++++ Record set ++++
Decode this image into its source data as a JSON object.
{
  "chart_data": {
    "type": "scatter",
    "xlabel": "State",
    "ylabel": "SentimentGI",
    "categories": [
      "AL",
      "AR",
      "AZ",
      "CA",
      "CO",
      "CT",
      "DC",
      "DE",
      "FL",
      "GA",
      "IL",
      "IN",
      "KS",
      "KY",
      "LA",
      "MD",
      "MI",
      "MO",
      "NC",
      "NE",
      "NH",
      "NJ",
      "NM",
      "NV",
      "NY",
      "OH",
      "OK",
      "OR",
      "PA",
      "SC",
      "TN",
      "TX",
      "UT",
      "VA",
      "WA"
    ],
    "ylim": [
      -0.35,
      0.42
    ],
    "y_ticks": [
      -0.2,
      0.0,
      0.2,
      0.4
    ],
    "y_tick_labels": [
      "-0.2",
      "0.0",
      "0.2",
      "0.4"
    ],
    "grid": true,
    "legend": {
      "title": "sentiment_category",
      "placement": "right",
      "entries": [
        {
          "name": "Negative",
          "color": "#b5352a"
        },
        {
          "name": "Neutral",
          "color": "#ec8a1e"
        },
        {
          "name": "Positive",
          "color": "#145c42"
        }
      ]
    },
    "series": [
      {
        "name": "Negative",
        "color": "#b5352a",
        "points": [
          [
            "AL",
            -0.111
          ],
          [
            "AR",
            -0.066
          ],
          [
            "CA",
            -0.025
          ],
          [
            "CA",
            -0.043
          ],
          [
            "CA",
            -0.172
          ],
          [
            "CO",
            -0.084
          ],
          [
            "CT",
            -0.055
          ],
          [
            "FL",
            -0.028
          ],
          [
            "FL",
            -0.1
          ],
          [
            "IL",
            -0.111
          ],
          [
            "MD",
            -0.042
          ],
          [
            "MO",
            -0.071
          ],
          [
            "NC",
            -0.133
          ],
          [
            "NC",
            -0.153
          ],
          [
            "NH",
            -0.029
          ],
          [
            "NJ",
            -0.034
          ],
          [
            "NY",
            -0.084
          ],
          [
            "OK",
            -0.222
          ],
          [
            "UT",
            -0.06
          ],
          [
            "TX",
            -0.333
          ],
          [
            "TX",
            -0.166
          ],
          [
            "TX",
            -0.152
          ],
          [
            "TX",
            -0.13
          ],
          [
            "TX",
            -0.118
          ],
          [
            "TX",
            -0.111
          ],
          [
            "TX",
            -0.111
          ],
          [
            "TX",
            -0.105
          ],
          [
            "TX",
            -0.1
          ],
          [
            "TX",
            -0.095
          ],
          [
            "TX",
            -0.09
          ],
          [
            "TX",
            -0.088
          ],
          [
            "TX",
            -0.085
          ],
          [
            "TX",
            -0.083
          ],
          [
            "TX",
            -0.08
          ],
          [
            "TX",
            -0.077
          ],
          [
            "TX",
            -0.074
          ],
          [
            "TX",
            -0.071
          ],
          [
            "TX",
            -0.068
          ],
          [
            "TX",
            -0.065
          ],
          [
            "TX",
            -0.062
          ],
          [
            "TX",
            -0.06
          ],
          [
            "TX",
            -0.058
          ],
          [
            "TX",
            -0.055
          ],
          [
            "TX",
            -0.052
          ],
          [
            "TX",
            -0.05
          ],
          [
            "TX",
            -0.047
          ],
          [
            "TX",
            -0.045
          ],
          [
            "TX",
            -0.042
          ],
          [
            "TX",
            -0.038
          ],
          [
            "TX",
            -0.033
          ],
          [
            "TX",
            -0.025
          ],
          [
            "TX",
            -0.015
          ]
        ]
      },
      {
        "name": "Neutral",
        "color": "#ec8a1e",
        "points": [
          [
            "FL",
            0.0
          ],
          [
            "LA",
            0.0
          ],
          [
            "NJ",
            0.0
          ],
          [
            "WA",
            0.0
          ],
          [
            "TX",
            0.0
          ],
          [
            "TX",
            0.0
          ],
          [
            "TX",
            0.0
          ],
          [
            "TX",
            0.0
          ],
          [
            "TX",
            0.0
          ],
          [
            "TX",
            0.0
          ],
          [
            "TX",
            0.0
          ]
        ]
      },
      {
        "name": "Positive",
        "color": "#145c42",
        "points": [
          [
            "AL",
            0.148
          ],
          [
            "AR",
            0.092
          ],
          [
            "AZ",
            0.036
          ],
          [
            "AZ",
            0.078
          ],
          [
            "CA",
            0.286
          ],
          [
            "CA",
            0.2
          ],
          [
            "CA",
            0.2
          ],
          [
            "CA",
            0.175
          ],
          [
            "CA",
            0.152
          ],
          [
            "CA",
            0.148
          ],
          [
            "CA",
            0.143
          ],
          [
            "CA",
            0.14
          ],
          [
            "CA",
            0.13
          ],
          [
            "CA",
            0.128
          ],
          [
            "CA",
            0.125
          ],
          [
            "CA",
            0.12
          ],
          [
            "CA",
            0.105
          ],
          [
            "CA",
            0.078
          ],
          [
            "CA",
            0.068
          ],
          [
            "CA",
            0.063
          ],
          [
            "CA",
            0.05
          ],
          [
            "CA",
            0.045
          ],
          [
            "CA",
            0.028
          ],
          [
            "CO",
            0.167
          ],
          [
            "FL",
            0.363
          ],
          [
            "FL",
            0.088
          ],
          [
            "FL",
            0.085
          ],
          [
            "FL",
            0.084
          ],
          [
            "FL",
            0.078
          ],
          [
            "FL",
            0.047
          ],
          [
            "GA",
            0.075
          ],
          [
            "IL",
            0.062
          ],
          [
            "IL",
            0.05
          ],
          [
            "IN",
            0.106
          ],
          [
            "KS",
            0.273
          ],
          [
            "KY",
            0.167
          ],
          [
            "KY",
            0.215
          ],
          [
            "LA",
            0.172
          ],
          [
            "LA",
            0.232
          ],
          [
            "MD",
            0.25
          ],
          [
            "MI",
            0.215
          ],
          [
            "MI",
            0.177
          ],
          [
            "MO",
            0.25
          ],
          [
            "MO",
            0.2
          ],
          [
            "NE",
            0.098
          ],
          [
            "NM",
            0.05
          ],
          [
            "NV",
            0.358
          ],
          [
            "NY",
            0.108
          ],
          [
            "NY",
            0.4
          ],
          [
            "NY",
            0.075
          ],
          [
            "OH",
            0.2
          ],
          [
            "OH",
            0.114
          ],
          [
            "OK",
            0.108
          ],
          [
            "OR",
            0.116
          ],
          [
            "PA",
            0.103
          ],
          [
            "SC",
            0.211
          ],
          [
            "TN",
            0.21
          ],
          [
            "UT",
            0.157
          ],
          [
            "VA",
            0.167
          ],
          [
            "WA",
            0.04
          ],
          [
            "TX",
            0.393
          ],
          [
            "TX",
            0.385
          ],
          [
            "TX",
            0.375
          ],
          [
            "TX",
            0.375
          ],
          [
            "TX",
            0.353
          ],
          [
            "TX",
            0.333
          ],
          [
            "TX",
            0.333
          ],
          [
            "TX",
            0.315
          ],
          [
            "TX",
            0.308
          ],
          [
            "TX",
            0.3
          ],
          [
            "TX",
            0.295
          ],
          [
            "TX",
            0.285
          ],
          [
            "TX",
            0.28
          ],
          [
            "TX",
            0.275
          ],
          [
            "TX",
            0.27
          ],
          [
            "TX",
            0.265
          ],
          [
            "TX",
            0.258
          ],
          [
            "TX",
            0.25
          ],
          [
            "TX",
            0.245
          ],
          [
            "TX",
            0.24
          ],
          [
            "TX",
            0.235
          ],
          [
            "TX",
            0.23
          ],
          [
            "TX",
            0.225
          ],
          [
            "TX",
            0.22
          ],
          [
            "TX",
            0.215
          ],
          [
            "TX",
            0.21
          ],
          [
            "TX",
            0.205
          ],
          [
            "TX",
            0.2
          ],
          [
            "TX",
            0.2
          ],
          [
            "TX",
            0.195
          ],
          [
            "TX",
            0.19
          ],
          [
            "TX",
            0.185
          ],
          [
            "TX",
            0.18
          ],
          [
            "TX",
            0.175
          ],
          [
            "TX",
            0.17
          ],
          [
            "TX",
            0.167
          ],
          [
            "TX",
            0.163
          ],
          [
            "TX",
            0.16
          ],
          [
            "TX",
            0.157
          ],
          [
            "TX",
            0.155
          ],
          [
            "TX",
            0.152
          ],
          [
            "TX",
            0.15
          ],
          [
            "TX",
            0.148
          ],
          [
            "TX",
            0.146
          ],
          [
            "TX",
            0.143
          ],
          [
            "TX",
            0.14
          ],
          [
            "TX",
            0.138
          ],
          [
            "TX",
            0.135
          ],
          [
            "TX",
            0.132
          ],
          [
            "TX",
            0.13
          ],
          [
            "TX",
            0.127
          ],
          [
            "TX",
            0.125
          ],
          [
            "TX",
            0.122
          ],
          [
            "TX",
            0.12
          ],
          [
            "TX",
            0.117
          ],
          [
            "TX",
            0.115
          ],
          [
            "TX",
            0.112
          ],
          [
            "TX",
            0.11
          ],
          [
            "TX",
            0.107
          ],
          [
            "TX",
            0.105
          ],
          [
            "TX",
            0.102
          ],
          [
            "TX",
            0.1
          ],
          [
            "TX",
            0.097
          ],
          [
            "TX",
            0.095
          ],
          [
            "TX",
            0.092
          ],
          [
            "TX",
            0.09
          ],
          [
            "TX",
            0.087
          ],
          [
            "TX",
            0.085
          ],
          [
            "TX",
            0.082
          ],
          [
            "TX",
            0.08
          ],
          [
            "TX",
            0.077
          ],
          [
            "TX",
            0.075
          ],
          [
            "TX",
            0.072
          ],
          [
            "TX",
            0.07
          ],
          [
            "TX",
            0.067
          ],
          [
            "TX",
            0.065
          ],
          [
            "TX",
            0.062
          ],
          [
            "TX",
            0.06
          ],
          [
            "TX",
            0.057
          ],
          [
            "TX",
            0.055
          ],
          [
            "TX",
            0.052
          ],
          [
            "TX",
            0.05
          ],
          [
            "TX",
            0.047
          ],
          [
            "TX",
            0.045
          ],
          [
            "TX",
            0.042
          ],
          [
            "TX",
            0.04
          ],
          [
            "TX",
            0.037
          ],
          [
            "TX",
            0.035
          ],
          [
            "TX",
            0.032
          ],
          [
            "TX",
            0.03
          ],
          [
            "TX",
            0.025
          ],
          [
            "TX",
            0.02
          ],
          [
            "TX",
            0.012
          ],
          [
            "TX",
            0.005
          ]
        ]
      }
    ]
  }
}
++++
Problem description →
Return each line among the entries that holds the word "color".

Response for this exercise →
          "color": "#b5352a"
          "color": "#ec8a1e"
          "color": "#145c42"
        "color": "#b5352a",
        "color": "#ec8a1e",
        "color": "#145c42",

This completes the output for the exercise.